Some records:
☆ ☆ ☆ ☆ ☆
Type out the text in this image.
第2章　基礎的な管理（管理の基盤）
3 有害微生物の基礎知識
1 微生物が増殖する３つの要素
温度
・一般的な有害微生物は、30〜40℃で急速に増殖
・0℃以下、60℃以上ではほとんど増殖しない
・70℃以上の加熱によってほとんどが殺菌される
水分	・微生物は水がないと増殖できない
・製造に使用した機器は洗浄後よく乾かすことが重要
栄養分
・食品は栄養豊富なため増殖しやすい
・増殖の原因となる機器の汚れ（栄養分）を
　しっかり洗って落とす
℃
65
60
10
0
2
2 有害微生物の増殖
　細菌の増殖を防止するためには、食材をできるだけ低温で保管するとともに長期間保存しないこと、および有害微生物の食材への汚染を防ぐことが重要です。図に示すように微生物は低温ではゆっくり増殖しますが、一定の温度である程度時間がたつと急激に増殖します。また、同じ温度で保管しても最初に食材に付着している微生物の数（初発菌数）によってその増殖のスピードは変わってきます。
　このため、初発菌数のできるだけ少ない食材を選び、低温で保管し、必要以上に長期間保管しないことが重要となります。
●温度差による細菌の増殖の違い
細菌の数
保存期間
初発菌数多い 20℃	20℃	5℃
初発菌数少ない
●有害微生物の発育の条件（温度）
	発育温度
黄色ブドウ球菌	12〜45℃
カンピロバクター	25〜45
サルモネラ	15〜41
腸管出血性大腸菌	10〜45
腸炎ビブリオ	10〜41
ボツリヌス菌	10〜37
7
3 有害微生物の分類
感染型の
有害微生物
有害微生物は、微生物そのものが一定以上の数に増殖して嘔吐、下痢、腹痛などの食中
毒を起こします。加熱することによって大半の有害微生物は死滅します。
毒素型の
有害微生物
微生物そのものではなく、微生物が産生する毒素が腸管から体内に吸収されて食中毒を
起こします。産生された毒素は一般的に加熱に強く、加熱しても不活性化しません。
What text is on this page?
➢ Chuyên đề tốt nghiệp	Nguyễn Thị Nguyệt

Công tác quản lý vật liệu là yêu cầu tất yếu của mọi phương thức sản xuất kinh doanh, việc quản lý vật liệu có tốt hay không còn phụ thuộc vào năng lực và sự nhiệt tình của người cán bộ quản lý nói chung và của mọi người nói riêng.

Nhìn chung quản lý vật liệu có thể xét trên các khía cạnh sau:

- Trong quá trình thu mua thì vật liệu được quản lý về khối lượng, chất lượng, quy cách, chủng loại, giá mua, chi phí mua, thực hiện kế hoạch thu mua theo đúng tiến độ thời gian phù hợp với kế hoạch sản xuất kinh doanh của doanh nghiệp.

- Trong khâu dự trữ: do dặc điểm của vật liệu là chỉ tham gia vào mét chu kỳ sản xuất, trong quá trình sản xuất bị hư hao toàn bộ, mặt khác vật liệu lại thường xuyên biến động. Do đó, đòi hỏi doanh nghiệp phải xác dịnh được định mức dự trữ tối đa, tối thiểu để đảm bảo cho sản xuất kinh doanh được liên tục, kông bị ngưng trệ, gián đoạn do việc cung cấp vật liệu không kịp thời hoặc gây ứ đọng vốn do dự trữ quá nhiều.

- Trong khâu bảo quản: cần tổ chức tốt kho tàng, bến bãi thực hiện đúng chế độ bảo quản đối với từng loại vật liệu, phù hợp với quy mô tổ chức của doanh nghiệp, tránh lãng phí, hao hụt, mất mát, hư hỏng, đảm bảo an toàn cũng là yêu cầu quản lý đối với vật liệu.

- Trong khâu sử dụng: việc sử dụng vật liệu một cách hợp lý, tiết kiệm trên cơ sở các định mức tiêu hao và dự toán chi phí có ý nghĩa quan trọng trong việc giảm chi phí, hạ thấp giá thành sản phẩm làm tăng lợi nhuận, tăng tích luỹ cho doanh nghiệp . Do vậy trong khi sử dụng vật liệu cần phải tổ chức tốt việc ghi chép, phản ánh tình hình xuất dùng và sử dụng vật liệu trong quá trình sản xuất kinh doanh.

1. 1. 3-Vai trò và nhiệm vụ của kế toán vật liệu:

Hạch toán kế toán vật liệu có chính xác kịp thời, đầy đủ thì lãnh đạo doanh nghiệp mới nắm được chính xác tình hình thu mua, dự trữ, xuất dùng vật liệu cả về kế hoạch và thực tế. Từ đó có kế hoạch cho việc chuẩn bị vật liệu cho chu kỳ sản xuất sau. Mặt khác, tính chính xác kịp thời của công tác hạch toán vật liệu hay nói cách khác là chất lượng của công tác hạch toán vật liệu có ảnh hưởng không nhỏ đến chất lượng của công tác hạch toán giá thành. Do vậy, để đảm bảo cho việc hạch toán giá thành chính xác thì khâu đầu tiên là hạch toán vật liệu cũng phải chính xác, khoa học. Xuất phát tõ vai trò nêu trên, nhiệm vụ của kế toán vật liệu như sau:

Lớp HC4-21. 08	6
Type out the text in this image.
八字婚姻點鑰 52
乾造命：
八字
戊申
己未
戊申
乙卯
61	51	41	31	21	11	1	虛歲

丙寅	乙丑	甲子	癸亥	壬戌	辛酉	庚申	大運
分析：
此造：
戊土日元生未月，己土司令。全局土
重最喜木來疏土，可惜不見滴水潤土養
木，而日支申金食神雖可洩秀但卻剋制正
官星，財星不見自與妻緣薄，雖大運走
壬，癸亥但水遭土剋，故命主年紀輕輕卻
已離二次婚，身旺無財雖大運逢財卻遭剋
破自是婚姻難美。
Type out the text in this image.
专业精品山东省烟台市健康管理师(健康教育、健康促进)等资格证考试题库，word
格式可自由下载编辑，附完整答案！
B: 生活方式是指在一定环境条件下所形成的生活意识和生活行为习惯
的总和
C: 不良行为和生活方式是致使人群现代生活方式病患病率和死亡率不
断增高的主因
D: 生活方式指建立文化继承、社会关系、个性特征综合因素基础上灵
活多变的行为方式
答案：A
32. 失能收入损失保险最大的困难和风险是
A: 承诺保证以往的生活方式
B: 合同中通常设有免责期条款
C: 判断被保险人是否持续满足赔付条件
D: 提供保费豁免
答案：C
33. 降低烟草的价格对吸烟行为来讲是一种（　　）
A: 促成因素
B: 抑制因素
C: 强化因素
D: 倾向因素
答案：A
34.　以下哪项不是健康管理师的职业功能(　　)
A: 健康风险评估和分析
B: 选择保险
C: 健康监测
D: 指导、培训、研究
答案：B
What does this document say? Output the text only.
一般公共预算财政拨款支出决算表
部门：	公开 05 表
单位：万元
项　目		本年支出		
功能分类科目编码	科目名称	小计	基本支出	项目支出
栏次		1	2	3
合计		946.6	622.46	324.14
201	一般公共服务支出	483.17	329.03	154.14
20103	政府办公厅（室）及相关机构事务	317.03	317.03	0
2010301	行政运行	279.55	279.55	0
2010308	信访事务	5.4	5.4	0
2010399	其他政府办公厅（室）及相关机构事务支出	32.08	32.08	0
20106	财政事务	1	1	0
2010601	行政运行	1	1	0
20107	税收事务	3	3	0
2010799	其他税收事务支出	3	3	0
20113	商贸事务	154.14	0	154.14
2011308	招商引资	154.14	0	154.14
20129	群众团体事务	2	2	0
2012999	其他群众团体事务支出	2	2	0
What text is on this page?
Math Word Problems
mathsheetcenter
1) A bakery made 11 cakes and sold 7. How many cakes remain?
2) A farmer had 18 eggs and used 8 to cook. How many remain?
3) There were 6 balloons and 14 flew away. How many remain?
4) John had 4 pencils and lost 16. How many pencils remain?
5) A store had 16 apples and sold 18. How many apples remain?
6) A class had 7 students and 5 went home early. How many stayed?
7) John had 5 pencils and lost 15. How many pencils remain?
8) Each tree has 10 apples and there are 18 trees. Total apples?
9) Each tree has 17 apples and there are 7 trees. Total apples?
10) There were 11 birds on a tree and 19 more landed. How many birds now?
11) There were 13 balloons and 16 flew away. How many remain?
☆ ☆ ☆ ☆ ☆
» Written task
Spot every line that holds "lost" and copy it.

» Correct answer
4) John had 4 pencils and lost 16. How many pencils remain?
7) John had 5 pencils and lost 15. How many pencils remain?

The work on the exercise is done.